PROBLEM: Copy all lines in which the word "身份验证" can be found.

EXTRACTED ENTRIES:
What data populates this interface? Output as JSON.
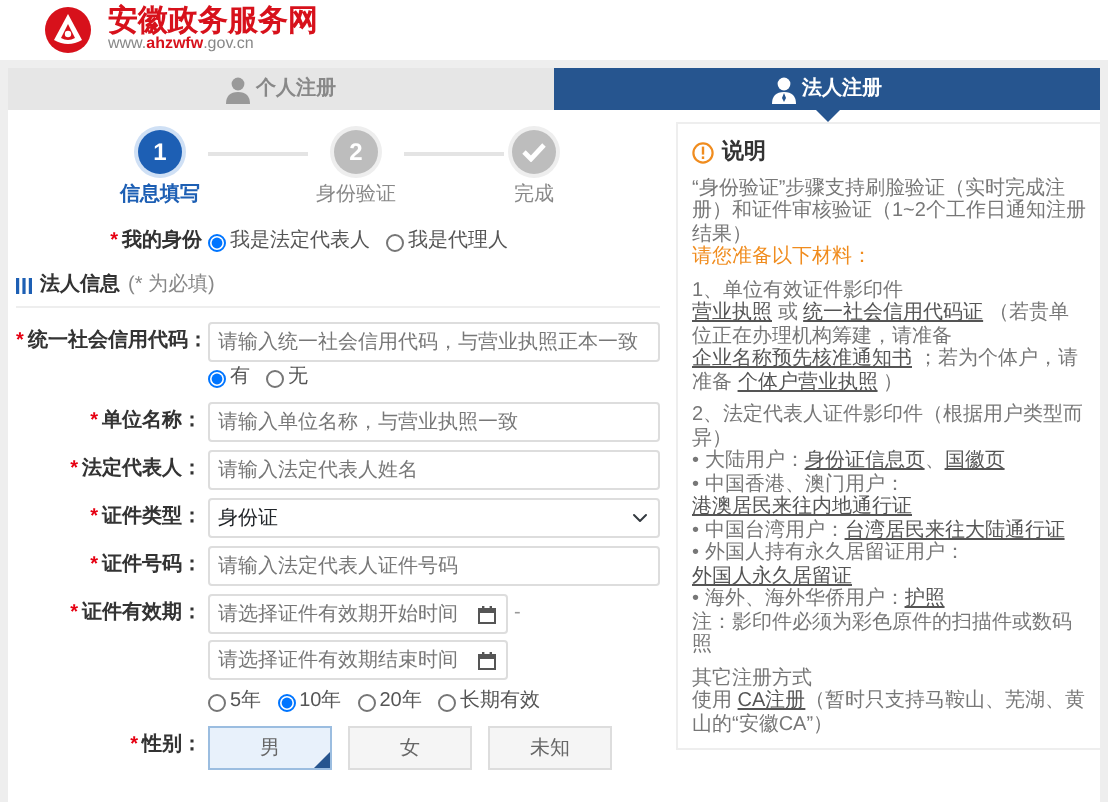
{
  "site": {
    "title": "安徽政务服务网",
    "url": "www.**ahzwfw**.gov.cn"
  },
  "tabs": [
    {
      "label": "个人注册",
      "selected": false
    },
    {
      "label": "法人注册",
      "selected": true
    }
  ],
  "steps": [
    {
      "kind": "number",
      "number": "1",
      "label": "信息填写",
      "selected": true
    },
    {
      "kind": "number",
      "number": "2",
      "label": "身份验证",
      "selected": false
    },
    {
      "kind": "check",
      "label": "完成",
      "selected": false
    }
  ],
  "identity": {
    "mark": "*",
    "label": "我的身份",
    "options": [
      {
        "label": "我是法定代表人",
        "selected": true
      },
      {
        "label": "我是代理人",
        "selected": false
      }
    ]
  },
  "section": {
    "title": "法人信息",
    "hint": "(* 为必填)"
  },
  "fields": [
    {
      "kind": "text",
      "mark": "*",
      "label": "统一社会信用代码：",
      "placeholder": "请输入统一社会信用代码，与营业执照正本一致",
      "options": [
        {
          "label": "有",
          "selected": true
        },
        {
          "label": "无",
          "selected": false
        }
      ]
    },
    {
      "kind": "text",
      "mark": "*",
      "label": "单位名称：",
      "placeholder": "请输入单位名称，与营业执照一致"
    },
    {
      "kind": "text",
      "mark": "*",
      "label": "法定代表人：",
      "placeholder": "请输入法定代表人姓名"
    },
    {
      "kind": "select",
      "mark": "*",
      "label": "证件类型：",
      "value": "身份证"
    },
    {
      "kind": "text",
      "mark": "*",
      "label": "证件号码：",
      "placeholder": "请输入法定代表人证件号码"
    },
    {
      "kind": "daterange",
      "mark": "*",
      "label": "证件有效期：",
      "start_placeholder": "请选择证件有效期开始时间",
      "separator": "-",
      "end_placeholder": "请选择证件有效期结束时间",
      "options": [
        {
          "label": "5年",
          "selected": false
        },
        {
          "label": "10年",
          "selected": true
        },
        {
          "label": "20年",
          "selected": false
        },
        {
          "label": "长期有效",
          "selected": false
        }
      ]
    }
  ],
  "gender": {
    "mark": "*",
    "label": "性别：",
    "options": [
      {
        "label": "男",
        "selected": true
      },
      {
        "label": "女",
        "selected": false
      },
      {
        "label": "未知",
        "selected": false
      }
    ]
  },
  "notes": {
    "title": "说明",
    "items": [
      {
        "kind": "text",
        "parts": [
          {
            "kind": "text",
            "text": "“身份验证”步骤支持刷脸验证（实时完成注册）和证件审核验证（1~2个工作日通知注册结果）"
          }
        ]
      },
      {
        "kind": "highlight",
        "parts": [
          {
            "kind": "text",
            "text": "请您准备以下材料："
          }
        ]
      },
      {
        "kind": "section",
        "parts": [
          {
            "kind": "text",
            "text": "1、单位有效证件影印件"
          }
        ]
      },
      {
        "kind": "text",
        "parts": [
          {
            "kind": "link",
            "text": "营业执照"
          },
          {
            "kind": "text",
            "text": " 或 "
          },
          {
            "kind": "link",
            "text": "统一社会信用代码证"
          },
          {
            "kind": "text",
            "text": " （若贵单位正在办理机构筹建，请准备 "
          },
          {
            "kind": "link",
            "text": "企业名称预先核准通知书"
          },
          {
            "kind": "text",
            "text": " ；若为个体户，请准备 "
          },
          {
            "kind": "link",
            "text": "个体户营业执照"
          },
          {
            "kind": "text",
            "text": " ）"
          }
        ]
      },
      {
        "kind": "section",
        "parts": [
          {
            "kind": "text",
            "text": "2、法定代表人证件影印件（根据用户类型而异）"
          }
        ]
      },
      {
        "kind": "text",
        "parts": [
          {
            "kind": "text",
            "text": "• 大陆用户："
          },
          {
            "kind": "link",
            "text": "身份证信息页"
          },
          {
            "kind": "text",
            "text": "、"
          },
          {
            "kind": "link",
            "text": "国徽页"
          }
        ]
      },
      {
        "kind": "text",
        "parts": [
          {
            "kind": "text",
            "text": "• 中国香港、澳门用户："
          },
          {
            "kind": "link",
            "text": "港澳居民来往内地通行证"
          }
        ]
      },
      {
        "kind": "text",
        "parts": [
          {
            "kind": "text",
            "text": "• 中国台湾用户："
          },
          {
            "kind": "link",
            "text": "台湾居民来往大陆通行证"
          }
        ]
      },
      {
        "kind": "text",
        "parts": [
          {
            "kind": "text",
            "text": "• 外国人持有永久居留证用户："
          },
          {
            "kind": "link",
            "text": "外国人永久居留证"
          }
        ]
      },
      {
        "kind": "text",
        "parts": [
          {
            "kind": "text",
            "text": "• 海外、海外华侨用户："
          },
          {
            "kind": "link",
            "text": "护照"
          }
        ]
      },
      {
        "kind": "text",
        "parts": [
          {
            "kind": "text",
            "text": "注：影印件必须为彩色原件的扫描件或数码照"
          }
        ]
      },
      {
        "kind": "section",
        "parts": [
          {
            "kind": "text",
            "text": "其它注册方式"
          }
        ]
      },
      {
        "kind": "text",
        "parts": [
          {
            "kind": "text",
            "text": "使用 "
          },
          {
            "kind": "link",
            "text": "CA注册"
          },
          {
            "kind": "text",
            "text": "（暂时只支持马鞍山、芜湖、黄山的“安徽CA”）"
          }
        ]
      }
    ]
  }
}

TASK SOLUTION:
      "label": "身份验证",
            "text": "“身份验证”步骤支持刷脸验证（实时完成注册）和证件审核验证（1~2个工作日通知注册结果）"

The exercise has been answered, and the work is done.